Go through the data below. Pull out every line that has the word "marker".

DATA SHOWN
┄┄┄┄┄┄┄┄┄┄┄┄┄┄┄┄┄┄┄┄

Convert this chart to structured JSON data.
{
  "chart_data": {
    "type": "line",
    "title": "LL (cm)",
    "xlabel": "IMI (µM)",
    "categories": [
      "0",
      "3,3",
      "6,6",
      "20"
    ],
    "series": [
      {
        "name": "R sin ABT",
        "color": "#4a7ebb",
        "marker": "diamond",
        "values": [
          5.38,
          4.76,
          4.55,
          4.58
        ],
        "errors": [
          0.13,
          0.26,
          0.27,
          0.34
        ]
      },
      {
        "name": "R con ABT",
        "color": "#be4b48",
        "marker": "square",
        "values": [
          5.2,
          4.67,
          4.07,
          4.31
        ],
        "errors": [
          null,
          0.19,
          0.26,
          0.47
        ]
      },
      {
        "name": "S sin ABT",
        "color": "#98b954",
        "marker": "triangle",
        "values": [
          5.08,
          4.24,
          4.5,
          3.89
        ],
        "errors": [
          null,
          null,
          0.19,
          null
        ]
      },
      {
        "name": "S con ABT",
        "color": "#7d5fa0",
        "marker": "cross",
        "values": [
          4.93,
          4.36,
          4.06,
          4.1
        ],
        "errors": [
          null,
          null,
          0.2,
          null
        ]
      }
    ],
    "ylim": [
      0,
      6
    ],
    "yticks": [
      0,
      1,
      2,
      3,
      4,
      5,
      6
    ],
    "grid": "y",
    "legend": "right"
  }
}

┄┄┄┄┄┄┄┄┄┄┄┄┄┄┄┄┄┄┄┄

CORRECT RESULT
        "marker": "diamond",
        "marker": "square",
        "marker": "triangle",
        "marker": "cross",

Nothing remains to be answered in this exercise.